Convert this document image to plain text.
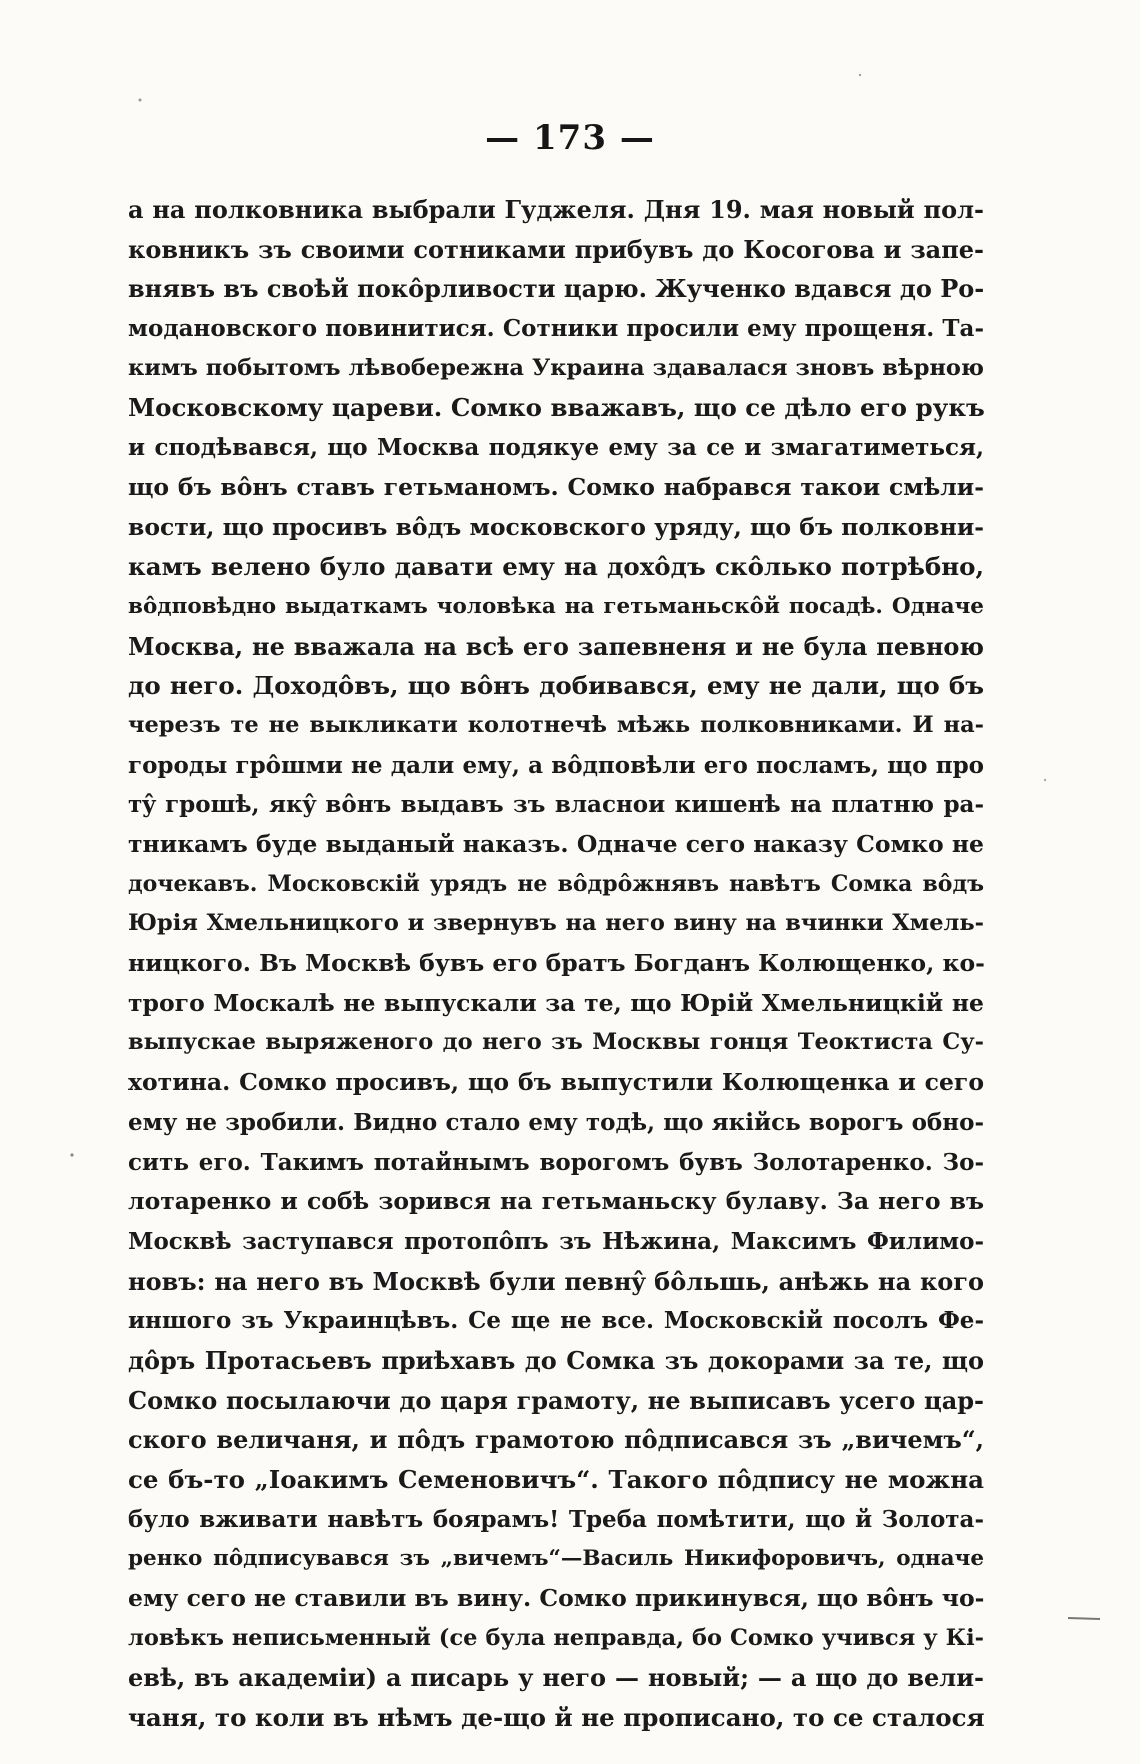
— 173 —
а на полковника выбрали Гуджеля. Дня 19. мая новый пол-
ковникъ зъ своими сотниками прибувъ до Косогова и запе-
внявъ въ своѣй покôрливости царю. Жученко вдався до Ро-
модановского повинитися. Сотники просили ему прощеня. Та-
кимъ побытомъ лѣвобережна Украина здавалася зновъ вѣрною
Московскому цареви. Сомко вважавъ, що се дѣло его рукъ
и сподѣвався, що Москва подякуе ему за се и змагатиметься,
що бъ вôнъ ставъ гетьманомъ. Сомко набрався такои смѣли-
вости, що просивъ вôдъ московского уряду, що бъ полковни-
камъ велено було давати ему на дохôдъ скôлько потрѣбно,
вôдповѣдно выдаткамъ чоловѣка на гетьманьскôй посадѣ. Одначе
Москва, не вважала на всѣ его запевненя и не була певною
до него. Доходôвъ, що вôнъ добивався, ему не дали, що бъ
черезъ те не выкликати колотнечѣ мѣжь полковниками. И на-
городы грôшми не дали ему, а вôдповѣли его посламъ, що про
тŷ грошѣ, якŷ вôнъ выдавъ зъ власнои кишенѣ на платню ра-
тникамъ буде выданый наказъ. Одначе сего наказу Сомко не
дочекавъ. Московскій урядъ не вôдрôжнявъ навѣтъ Сомка вôдъ
Юрія Хмельницкого и звернувъ на него вину на вчинки Хмель-
ницкого. Въ Москвѣ бувъ его братъ Богданъ Колющенко, ко-
трого Москалѣ не выпускали за те, що Юрій Хмельницкій не
выпускае выряженого до него зъ Москвы гонця Теоктиста Су-
хотина. Сомко просивъ, що бъ выпустили Колющенка и сего
ему не зробили. Видно стало ему тодѣ, що якійсь ворогъ обно-
сить его. Такимъ потайнымъ ворогомъ бувъ Золотаренко. Зо-
лотаренко и собѣ зорився на гетьманьску булаву. За него въ
Москвѣ заступався протопôпъ зъ Нѣжина, Максимъ Филимо-
новъ: на него въ Москвѣ були певнŷ бôльшь, анѣжь на кого
иншого зъ Украинцѣвъ. Се ще не все. Московскій посолъ Фе-
дôръ Протасьевъ приѣхавъ до Сомка зъ докорами за те, що
Сомко посылаючи до царя грамоту, не выписавъ усего цар-
ского величаня, и пôдъ грамотою пôдписався зъ „вичемъ“,
се бъ-то „Іоакимъ Семеновичъ“. Такого пôдпису не можна
було вживати навѣтъ боярамъ! Треба помѣтити, що й Золота-
ренко пôдписувався зъ „вичемъ“—Василь Никифоровичъ, одначе
ему сего не ставили въ вину. Сомко прикинувся, що вôнъ чо-
ловѣкъ неписьменный (се була неправда, бо Сомко учився у Кі-
евѣ, въ академіи) а писарь у него — новый; — а що до вели-
чаня, то коли въ нѣмъ де-що й не прописано, то се сталося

**The task**
Copy the records above exactly, omitting every picture.

**Response**
Convert this document image to plain text.
— 173 —
а на полковника выбрали Гуджеля. Дня 19. мая новый пол-
ковникъ зъ своими сотниками прибувъ до Косогова и запе-
внявъ въ своѣй покôрливости царю. Жученко вдався до Ро-
модановского повинитися. Сотники просили ему прощеня. Та-
кимъ побытомъ лѣвобережна Украина здавалася зновъ вѣрною
Московскому цареви. Сомко вважавъ, що се дѣло его рукъ
и сподѣвався, що Москва подякуе ему за се и змагатиметься,
що бъ вôнъ ставъ гетьманомъ. Сомко набрався такои смѣли-
вости, що просивъ вôдъ московского уряду, що бъ полковни-
камъ велено було давати ему на дохôдъ скôлько потрѣбно,
вôдповѣдно выдаткамъ чоловѣка на гетьманьскôй посадѣ. Одначе
Москва, не вважала на всѣ его запевненя и не була певною
до него. Доходôвъ, що вôнъ добивався, ему не дали, що бъ
черезъ те не выкликати колотнечѣ мѣжь полковниками. И на-
городы грôшми не дали ему, а вôдповѣли его посламъ, що про
тŷ грошѣ, якŷ вôнъ выдавъ зъ власнои кишенѣ на платню ра-
тникамъ буде выданый наказъ. Одначе сего наказу Сомко не
дочекавъ. Московскій урядъ не вôдрôжнявъ навѣтъ Сомка вôдъ
Юрія Хмельницкого и звернувъ на него вину на вчинки Хмель-
ницкого. Въ Москвѣ бувъ его братъ Богданъ Колющенко, ко-
трого Москалѣ не выпускали за те, що Юрій Хмельницкій не
выпускае выряженого до него зъ Москвы гонця Теоктиста Су-
хотина. Сомко просивъ, що бъ выпустили Колющенка и сего
ему не зробили. Видно стало ему тодѣ, що якійсь ворогъ обно-
сить его. Такимъ потайнымъ ворогомъ бувъ Золотаренко. Зо-
лотаренко и собѣ зорився на гетьманьску булаву. За него въ
Москвѣ заступався протопôпъ зъ Нѣжина, Максимъ Филимо-
новъ: на него въ Москвѣ були певнŷ бôльшь, анѣжь на кого
иншого зъ Украинцѣвъ. Се ще не все. Московскій посолъ Фе-
дôръ Протасьевъ приѣхавъ до Сомка зъ докорами за те, що
Сомко посылаючи до царя грамоту, не выписавъ усего цар-
ского величаня, и пôдъ грамотою пôдписався зъ „вичемъ“,
се бъ-то „Іоакимъ Семеновичъ“. Такого пôдпису не можна
було вживати навѣтъ боярамъ! Треба помѣтити, що й Золота-
ренко пôдписувався зъ „вичемъ“—Василь Никифоровичъ, одначе
ему сего не ставили въ вину. Сомко прикинувся, що вôнъ чо-
ловѣкъ неписьменный (се була неправда, бо Сомко учився у Кі-
евѣ, въ академіи) а писарь у него — новый; — а що до вели-
чаня, то коли въ нѣмъ де-що й не прописано, то се сталося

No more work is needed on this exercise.